Scan the records for the string "NFREQ"; copy each line where it occurs.

(Records contained in a dataset)
◆ ◆ ◆ ◆

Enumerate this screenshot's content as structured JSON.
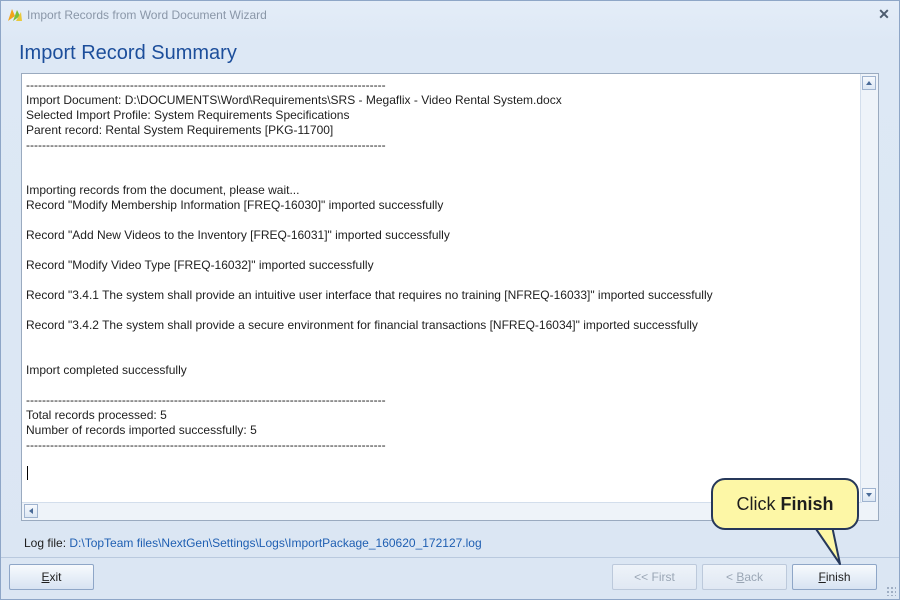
{
  "window": {
    "title": "Import Records from Word Document Wizard",
    "close_glyph": "✕",
    "icon": "app-icon"
  },
  "heading": "Import Record Summary",
  "log": {
    "lines": [
      "------------------------------------------------------------------------------------------",
      "Import Document: D:\\DOCUMENTS\\Word\\Requirements\\SRS - Megaflix - Video Rental System.docx",
      "Selected Import Profile: System Requirements Specifications",
      "Parent record: Rental System Requirements [PKG-11700]",
      "------------------------------------------------------------------------------------------",
      "",
      "",
      "Importing records from the document, please wait...",
      "Record \"Modify Membership Information [FREQ-16030]\" imported successfully",
      "",
      "Record \"Add New Videos to the Inventory [FREQ-16031]\" imported successfully",
      "",
      "Record \"Modify Video Type [FREQ-16032]\" imported successfully",
      "",
      "Record \"3.4.1 The system shall provide an intuitive user interface that requires no training [NFREQ-16033]\" imported successfully",
      "",
      "Record \"3.4.2 The system shall provide a secure environment for financial transactions [NFREQ-16034]\" imported successfully",
      "",
      "",
      "Import completed successfully",
      "",
      "------------------------------------------------------------------------------------------",
      "Total records processed: 5",
      "Number of records imported successfully: 5",
      "------------------------------------------------------------------------------------------"
    ]
  },
  "log_file": {
    "label": "Log file: ",
    "path": "D:\\TopTeam files\\NextGen\\Settings\\Logs\\ImportPackage_160620_172127.log"
  },
  "buttons": {
    "exit": "Exit",
    "first": "<< First",
    "back": "< Back",
    "finish": "Finish"
  },
  "callout": {
    "prefix": "Click ",
    "emphasis": "Finish"
  },
  "colors": {
    "heading": "#1c4e9b",
    "link": "#1f5fb2",
    "callout_fill": "#fdf7a6",
    "callout_border": "#26385a"
  }
}
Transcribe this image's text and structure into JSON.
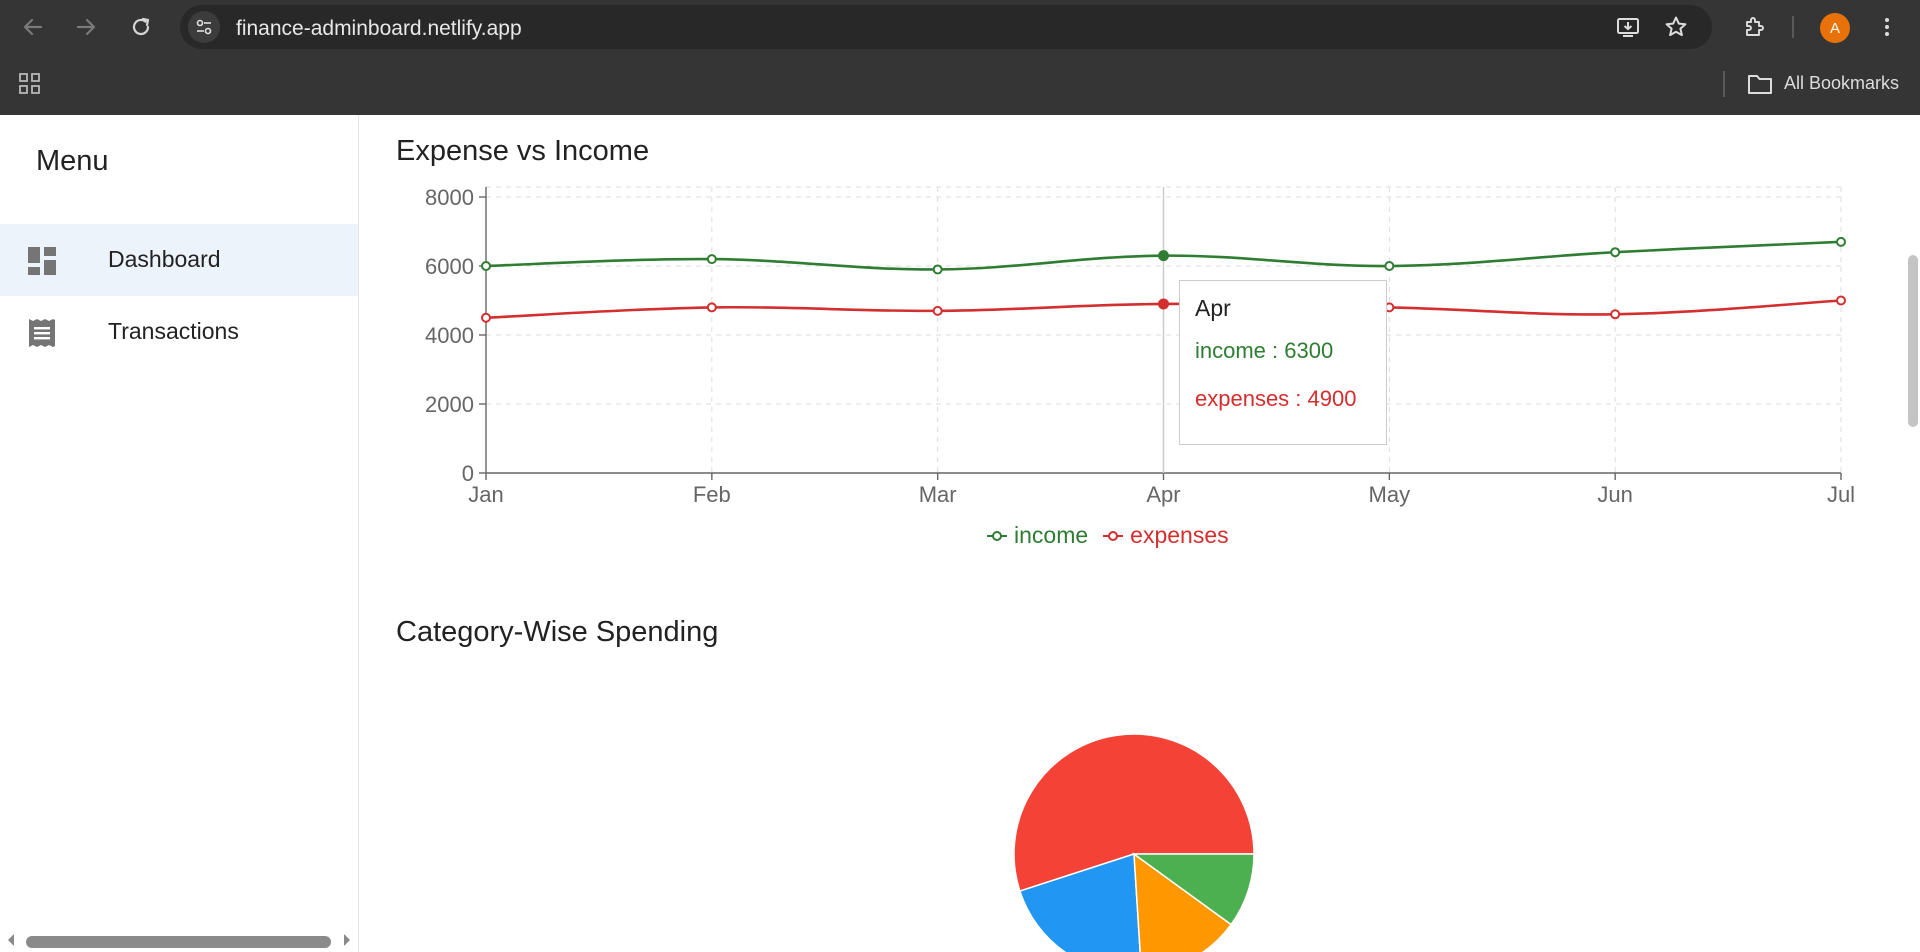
{
  "browser": {
    "url": "finance-adminboard.netlify.app",
    "bookmarks_label": "All Bookmarks",
    "profile_initial": "A"
  },
  "sidebar": {
    "title": "Menu",
    "items": [
      {
        "label": "Dashboard",
        "icon": "dashboard-icon",
        "active": true
      },
      {
        "label": "Transactions",
        "icon": "receipt-icon",
        "active": false
      }
    ]
  },
  "main": {
    "line_chart_title": "Expense vs Income",
    "pie_chart_title": "Category-Wise Spending"
  },
  "tooltip": {
    "label": "Apr",
    "income_text": "income : 6300",
    "expenses_text": "expenses : 4900"
  },
  "legend": {
    "income": "income",
    "expenses": "expenses"
  },
  "colors": {
    "income": "#2e7d32",
    "expenses": "#d32f2f",
    "active_nav_bg": "#edf3fb"
  },
  "chart_data": [
    {
      "type": "line",
      "title": "Expense vs Income",
      "categories": [
        "Jan",
        "Feb",
        "Mar",
        "Apr",
        "May",
        "Jun",
        "Jul"
      ],
      "series": [
        {
          "name": "income",
          "color": "#2e7d32",
          "values": [
            6000,
            6200,
            5900,
            6300,
            6000,
            6400,
            6700
          ]
        },
        {
          "name": "expenses",
          "color": "#d32f2f",
          "values": [
            4500,
            4800,
            4700,
            4900,
            4800,
            4600,
            5000
          ]
        }
      ],
      "yticks": [
        0,
        2000,
        4000,
        6000,
        8000
      ],
      "ylim": [
        0,
        8000
      ],
      "grid": true,
      "legend": "bottom"
    },
    {
      "type": "pie",
      "title": "Category-Wise Spending",
      "slices": [
        {
          "color": "#f44336",
          "value": 55
        },
        {
          "color": "#4caf50",
          "value": 10
        },
        {
          "color": "#ff9800",
          "value": 14
        },
        {
          "color": "#2196f3",
          "value": 21
        }
      ]
    }
  ]
}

◆ ◆ ◆ ◆

• **OUTPUT FOR THIS TASK**
      "Record \"3.4.1 The system shall provide an intuitive user interface that requires no training [NFREQ-16033]\" imported successfully",
      "Record \"3.4.2 The system shall provide a secure environment for financial transactions [NFREQ-16034]\" imported successfully",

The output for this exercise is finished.